Dataset rows
★ ★ ★ ★

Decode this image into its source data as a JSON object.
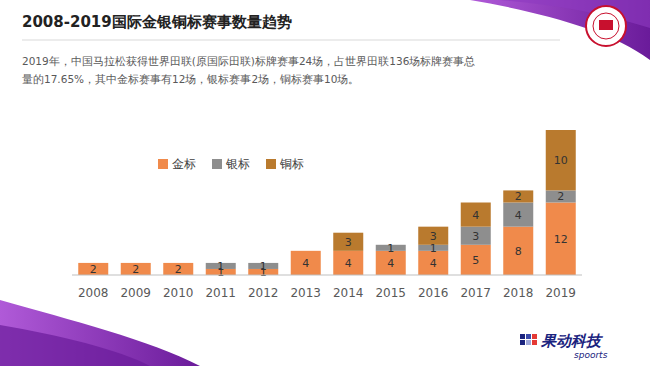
{
  "chart_data": {
    "type": "bar",
    "title": "2008-2019国际金银铜标赛事数量趋势",
    "subtitle": "2019年，中国马拉松获得世界田联(原国际田联)标牌赛事24场，占世界田联136场标牌赛事总量的17.65%，其中金标赛事有12场，银标赛事2场，铜标赛事10场。",
    "categories": [
      "2008",
      "2009",
      "2010",
      "2011",
      "2012",
      "2013",
      "2014",
      "2015",
      "2016",
      "2017",
      "2018",
      "2019"
    ],
    "series": [
      {
        "name": "金标",
        "color": "#f08a4b",
        "values": [
          2,
          2,
          2,
          1,
          1,
          4,
          4,
          4,
          4,
          5,
          8,
          12
        ]
      },
      {
        "name": "银标",
        "color": "#8e8e8e",
        "values": [
          null,
          null,
          null,
          1,
          1,
          null,
          null,
          1,
          1,
          3,
          4,
          2
        ]
      },
      {
        "name": "铜标",
        "color": "#b97a2e",
        "values": [
          null,
          null,
          null,
          null,
          null,
          null,
          3,
          null,
          3,
          4,
          2,
          10
        ]
      }
    ],
    "stacked": true,
    "data_labels": true,
    "legend": "top-left",
    "tick_labels": "x",
    "ylim": [
      0,
      24
    ],
    "grid": false
  },
  "brand": {
    "name": "果动科技",
    "sub": "spoorts"
  }
}
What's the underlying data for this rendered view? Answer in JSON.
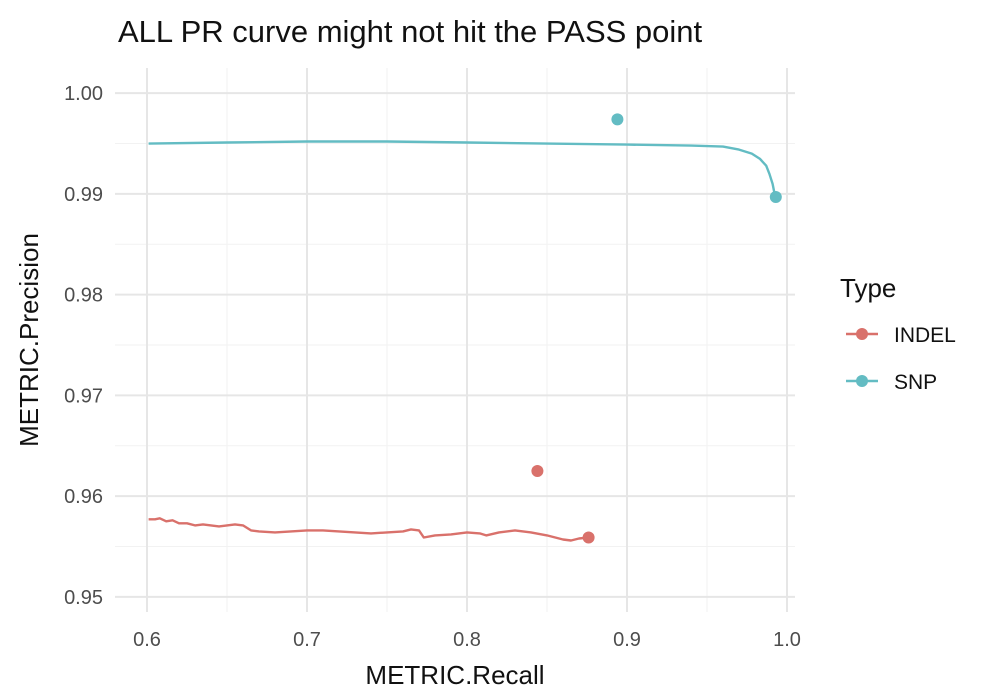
{
  "chart_data": {
    "type": "line",
    "title": "ALL PR curve might not hit the PASS point",
    "xlabel": "METRIC.Recall",
    "ylabel": "METRIC.Precision",
    "xlim": [
      0.58,
      1.005
    ],
    "ylim": [
      0.9485,
      1.0025
    ],
    "x_ticks": [
      0.6,
      0.7,
      0.8,
      0.9,
      1.0
    ],
    "x_tick_labels": [
      "0.6",
      "0.7",
      "0.8",
      "0.9",
      "1.0"
    ],
    "y_ticks": [
      0.95,
      0.96,
      0.97,
      0.98,
      0.99,
      1.0
    ],
    "y_tick_labels": [
      "0.95",
      "0.96",
      "0.97",
      "0.98",
      "0.99",
      "1.00"
    ],
    "grid": true,
    "legend": {
      "title": "Type",
      "position": "right"
    },
    "series": [
      {
        "name": "INDEL",
        "color": "#d9716b",
        "curve": [
          [
            0.601,
            0.9577
          ],
          [
            0.605,
            0.9577
          ],
          [
            0.608,
            0.9578
          ],
          [
            0.612,
            0.9575
          ],
          [
            0.616,
            0.9576
          ],
          [
            0.62,
            0.9573
          ],
          [
            0.625,
            0.9573
          ],
          [
            0.63,
            0.9571
          ],
          [
            0.635,
            0.9572
          ],
          [
            0.64,
            0.9571
          ],
          [
            0.645,
            0.957
          ],
          [
            0.65,
            0.9571
          ],
          [
            0.655,
            0.9572
          ],
          [
            0.66,
            0.9571
          ],
          [
            0.665,
            0.9566
          ],
          [
            0.67,
            0.9565
          ],
          [
            0.68,
            0.9564
          ],
          [
            0.69,
            0.9565
          ],
          [
            0.7,
            0.9566
          ],
          [
            0.71,
            0.9566
          ],
          [
            0.72,
            0.9565
          ],
          [
            0.73,
            0.9564
          ],
          [
            0.74,
            0.9563
          ],
          [
            0.75,
            0.9564
          ],
          [
            0.76,
            0.9565
          ],
          [
            0.765,
            0.9567
          ],
          [
            0.77,
            0.9566
          ],
          [
            0.773,
            0.9559
          ],
          [
            0.78,
            0.9561
          ],
          [
            0.79,
            0.9562
          ],
          [
            0.8,
            0.9564
          ],
          [
            0.808,
            0.9563
          ],
          [
            0.812,
            0.9561
          ],
          [
            0.82,
            0.9564
          ],
          [
            0.83,
            0.9566
          ],
          [
            0.84,
            0.9564
          ],
          [
            0.85,
            0.9561
          ],
          [
            0.86,
            0.9557
          ],
          [
            0.865,
            0.9556
          ],
          [
            0.87,
            0.9558
          ],
          [
            0.876,
            0.9559
          ]
        ],
        "points": [
          {
            "x": 0.844,
            "y": 0.9625
          },
          {
            "x": 0.876,
            "y": 0.9559
          }
        ]
      },
      {
        "name": "SNP",
        "color": "#63bcc3",
        "curve": [
          [
            0.601,
            0.995
          ],
          [
            0.65,
            0.9951
          ],
          [
            0.7,
            0.9952
          ],
          [
            0.75,
            0.9952
          ],
          [
            0.8,
            0.9951
          ],
          [
            0.85,
            0.995
          ],
          [
            0.9,
            0.9949
          ],
          [
            0.94,
            0.9948
          ],
          [
            0.96,
            0.9947
          ],
          [
            0.97,
            0.9944
          ],
          [
            0.978,
            0.994
          ],
          [
            0.983,
            0.9935
          ],
          [
            0.987,
            0.9928
          ],
          [
            0.989,
            0.992
          ],
          [
            0.991,
            0.991
          ],
          [
            0.992,
            0.9902
          ],
          [
            0.993,
            0.9897
          ]
        ],
        "points": [
          {
            "x": 0.894,
            "y": 0.9974
          },
          {
            "x": 0.993,
            "y": 0.9897
          }
        ]
      }
    ]
  }
}
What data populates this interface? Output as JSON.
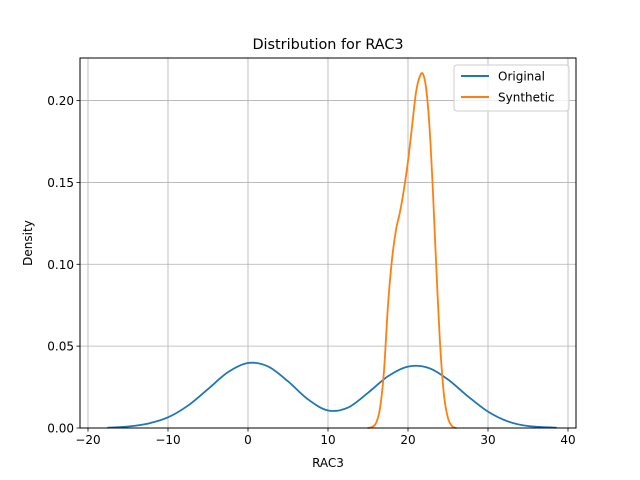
{
  "chart_data": {
    "type": "line",
    "title": "Distribution for RAC3",
    "xlabel": "RAC3",
    "ylabel": "Density",
    "xlim": [
      -21,
      41
    ],
    "ylim": [
      0,
      0.226
    ],
    "xticks": [
      -20,
      -10,
      0,
      10,
      20,
      30,
      40
    ],
    "xtick_labels": [
      "−20",
      "−10",
      "0",
      "10",
      "20",
      "30",
      "40"
    ],
    "yticks": [
      0,
      0.05,
      0.1,
      0.15,
      0.2
    ],
    "ytick_labels": [
      "0.00",
      "0.05",
      "0.10",
      "0.15",
      "0.20"
    ],
    "grid": true,
    "legend_position": "top-right",
    "series": [
      {
        "name": "Original",
        "color": "#1f77b4",
        "points": [
          [
            -17.5,
            0.0002
          ],
          [
            -15,
            0.0009
          ],
          [
            -12.5,
            0.0027
          ],
          [
            -10,
            0.0065
          ],
          [
            -7.5,
            0.0137
          ],
          [
            -5,
            0.0238
          ],
          [
            -2.5,
            0.0341
          ],
          [
            0,
            0.0397
          ],
          [
            2.5,
            0.0376
          ],
          [
            5,
            0.0285
          ],
          [
            7.5,
            0.0175
          ],
          [
            10,
            0.0107
          ],
          [
            12.5,
            0.0125
          ],
          [
            15,
            0.0215
          ],
          [
            17.5,
            0.0316
          ],
          [
            20,
            0.0375
          ],
          [
            22.5,
            0.0368
          ],
          [
            25,
            0.0296
          ],
          [
            27.5,
            0.0193
          ],
          [
            30,
            0.01
          ],
          [
            32.5,
            0.004
          ],
          [
            35,
            0.0012
          ],
          [
            38.5,
            0.0002
          ]
        ]
      },
      {
        "name": "Synthetic",
        "color": "#ff7f0e",
        "points": [
          [
            15.0,
            0.0
          ],
          [
            15.5,
            0.0006
          ],
          [
            16.0,
            0.003
          ],
          [
            16.5,
            0.012
          ],
          [
            17.0,
            0.035
          ],
          [
            17.5,
            0.075
          ],
          [
            18.0,
            0.103
          ],
          [
            18.5,
            0.121
          ],
          [
            19.0,
            0.132
          ],
          [
            19.5,
            0.146
          ],
          [
            20.0,
            0.163
          ],
          [
            20.5,
            0.184
          ],
          [
            21.0,
            0.205
          ],
          [
            21.5,
            0.215
          ],
          [
            21.9,
            0.216
          ],
          [
            22.3,
            0.206
          ],
          [
            22.7,
            0.183
          ],
          [
            23.1,
            0.146
          ],
          [
            23.5,
            0.102
          ],
          [
            24.0,
            0.052
          ],
          [
            24.5,
            0.02
          ],
          [
            25.0,
            0.006
          ],
          [
            25.5,
            0.0012
          ],
          [
            26.0,
            0.0
          ]
        ]
      }
    ]
  }
}
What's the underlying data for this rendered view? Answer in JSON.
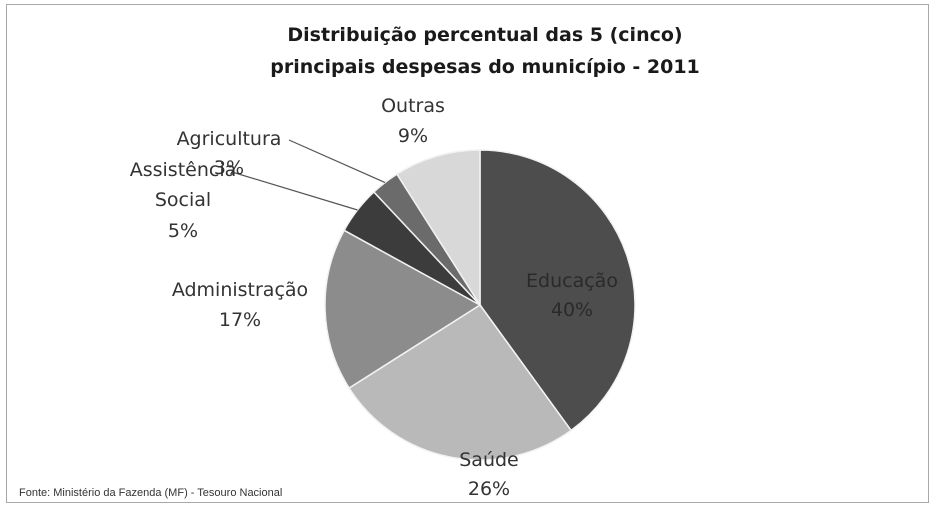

★ ★ ★ ★

* _Set task_: Search the lines for the word "ylabel" and report how many contain it, by number only.

* _Written solution_: 2